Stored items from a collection
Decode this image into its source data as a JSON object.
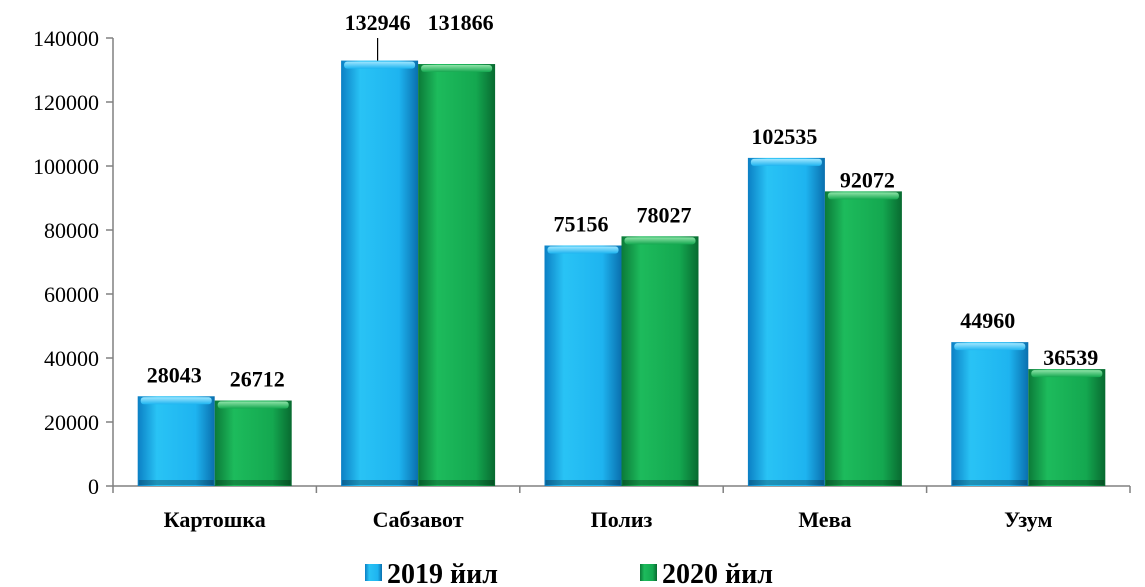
{
  "chart_data": {
    "type": "bar",
    "categories": [
      "Картошка",
      "Сабзавот",
      "Полиз",
      "Мева",
      "Узум"
    ],
    "series": [
      {
        "name": "2019 йил",
        "values": [
          28043,
          132946,
          75156,
          102535,
          44960
        ],
        "color": "#1EB4F0"
      },
      {
        "name": "2020 йил",
        "values": [
          26712,
          131866,
          78027,
          92072,
          36539
        ],
        "color": "#14A850"
      }
    ],
    "yticks": [
      "0",
      "20000",
      "40000",
      "60000",
      "80000",
      "100000",
      "120000",
      "140000"
    ],
    "ylim": [
      0,
      140000
    ],
    "grid": false,
    "legend_position": "bottom"
  }
}
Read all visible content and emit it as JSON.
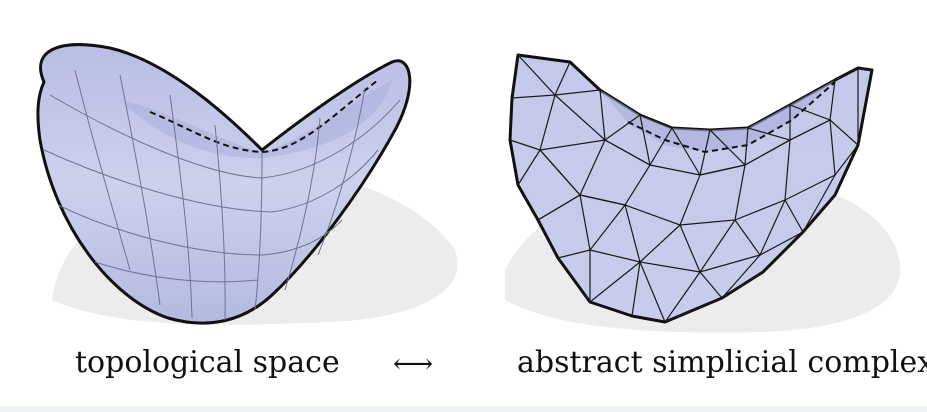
{
  "captions": {
    "left": "topological space",
    "arrow": "⟷",
    "right": "abstract simplicial complex"
  },
  "colors": {
    "surface_fill": "#c9cdeb",
    "surface_shade": "#a9aedb",
    "outline": "#111111",
    "shadow": "#ececec",
    "grid_line": "#6f7494"
  },
  "icons": {
    "arrow": "double-headed-arrow-icon"
  }
}
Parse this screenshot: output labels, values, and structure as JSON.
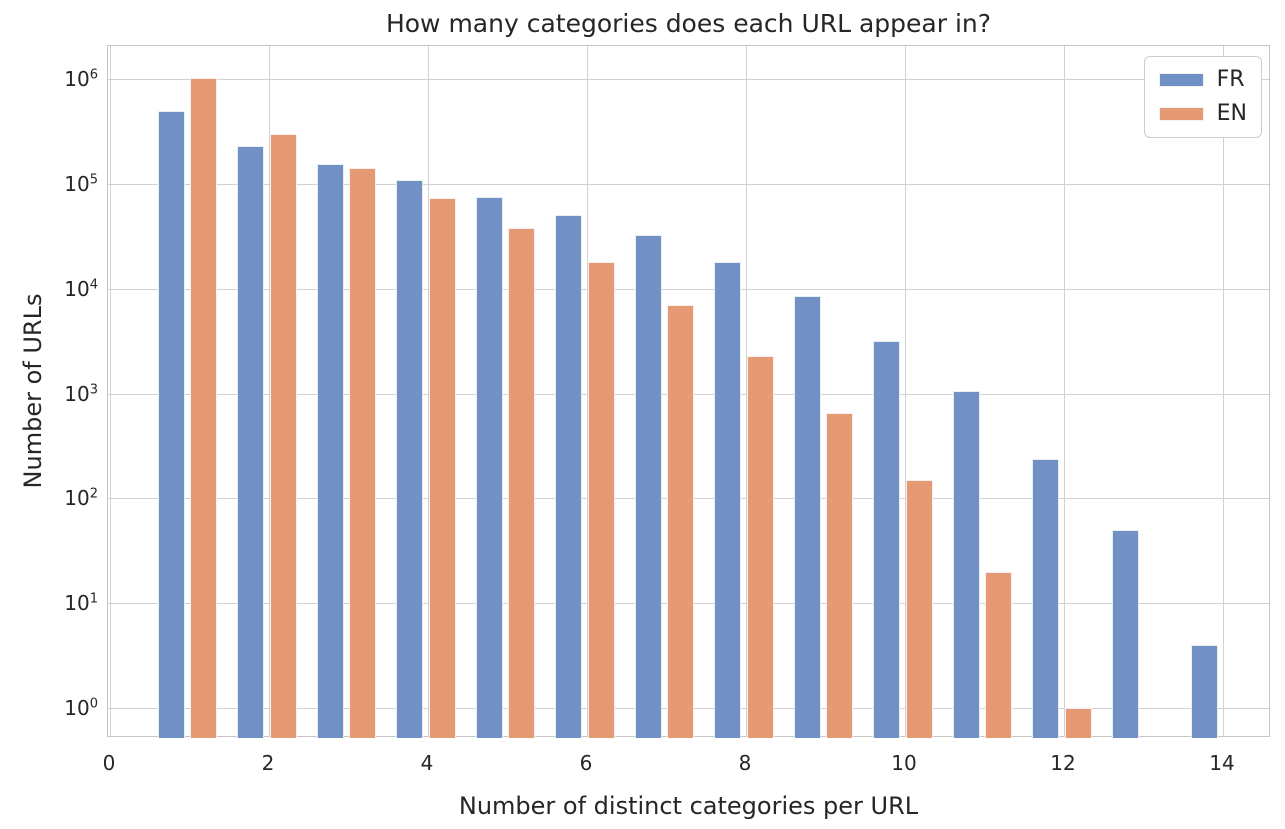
{
  "figure": {
    "title": "How many categories does each URL appear in?"
  },
  "chart_data": {
    "type": "bar",
    "title": "How many categories does each URL appear in?",
    "xlabel": "Number of distinct categories per URL",
    "ylabel": "Number of URLs",
    "yscale": "log",
    "grid": true,
    "legend_position": "upper right",
    "xlim": [
      0,
      14.6
    ],
    "ylim": [
      0.5,
      2100000
    ],
    "xticks": [
      0,
      2,
      4,
      6,
      8,
      10,
      12,
      14
    ],
    "ytick_exponents": [
      0,
      1,
      2,
      3,
      4,
      5,
      6
    ],
    "categories": [
      1,
      2,
      3,
      4,
      5,
      6,
      7,
      8,
      9,
      10,
      11,
      12,
      13,
      14
    ],
    "series": [
      {
        "name": "FR",
        "color": "#7191c4",
        "values": [
          500000,
          230000,
          155000,
          110000,
          76000,
          51000,
          33000,
          18000,
          8500,
          3200,
          1050,
          240,
          50,
          4
        ]
      },
      {
        "name": "EN",
        "color": "#e59a74",
        "values": [
          1040000,
          300000,
          143000,
          74000,
          38000,
          18000,
          7000,
          2300,
          650,
          150,
          20,
          1,
          null,
          null
        ]
      }
    ]
  },
  "colors": {
    "background": "#ffffff",
    "grid": "#d2d2d2",
    "spine": "#c6c6c6",
    "text": "#262626",
    "fr_bar": "#7191c4",
    "en_bar": "#e59a74"
  }
}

**EXERCISE BRIEF**. Without including any pictures, reproduce the listing exactly.

**TASK OUTPUT**.
Decode this image into its source data as a JSON object.
{
  "chart_data": {
    "type": "bar",
    "categories": [
      "Картошка",
      "Сабзавот",
      "Полиз",
      "Мева",
      "Узум"
    ],
    "series": [
      {
        "name": "2019 йил",
        "values": [
          28043,
          132946,
          75156,
          102535,
          44960
        ],
        "color": "#1EB4F0"
      },
      {
        "name": "2020 йил",
        "values": [
          26712,
          131866,
          78027,
          92072,
          36539
        ],
        "color": "#14A850"
      }
    ],
    "yticks": [
      "0",
      "20000",
      "40000",
      "60000",
      "80000",
      "100000",
      "120000",
      "140000"
    ],
    "ylim": [
      0,
      140000
    ],
    "grid": false,
    "legend_position": "bottom"
  }
}
Read all visible content and emit it as JSON.
{
  "captions": {
    "left": "topological space",
    "arrow": "⟷",
    "right": "abstract simplicial complex"
  },
  "colors": {
    "surface_fill": "#c9cdeb",
    "surface_shade": "#a9aedb",
    "outline": "#111111",
    "shadow": "#ececec",
    "grid_line": "#6f7494"
  },
  "icons": {
    "arrow": "double-headed-arrow-icon"
  }
}
Parse this screenshot: output labels, values, and structure as JSON.
{
  "figure": {
    "title": "How many categories does each URL appear in?"
  },
  "chart_data": {
    "type": "bar",
    "title": "How many categories does each URL appear in?",
    "xlabel": "Number of distinct categories per URL",
    "ylabel": "Number of URLs",
    "yscale": "log",
    "grid": true,
    "legend_position": "upper right",
    "xlim": [
      0,
      14.6
    ],
    "ylim": [
      0.5,
      2100000
    ],
    "xticks": [
      0,
      2,
      4,
      6,
      8,
      10,
      12,
      14
    ],
    "ytick_exponents": [
      0,
      1,
      2,
      3,
      4,
      5,
      6
    ],
    "categories": [
      1,
      2,
      3,
      4,
      5,
      6,
      7,
      8,
      9,
      10,
      11,
      12,
      13,
      14
    ],
    "series": [
      {
        "name": "FR",
        "color": "#7191c4",
        "values": [
          500000,
          230000,
          155000,
          110000,
          76000,
          51000,
          33000,
          18000,
          8500,
          3200,
          1050,
          240,
          50,
          4
        ]
      },
      {
        "name": "EN",
        "color": "#e59a74",
        "values": [
          1040000,
          300000,
          143000,
          74000,
          38000,
          18000,
          7000,
          2300,
          650,
          150,
          20,
          1,
          null,
          null
        ]
      }
    ]
  },
  "colors": {
    "background": "#ffffff",
    "grid": "#d2d2d2",
    "spine": "#c6c6c6",
    "text": "#262626",
    "fr_bar": "#7191c4",
    "en_bar": "#e59a74"
  }
}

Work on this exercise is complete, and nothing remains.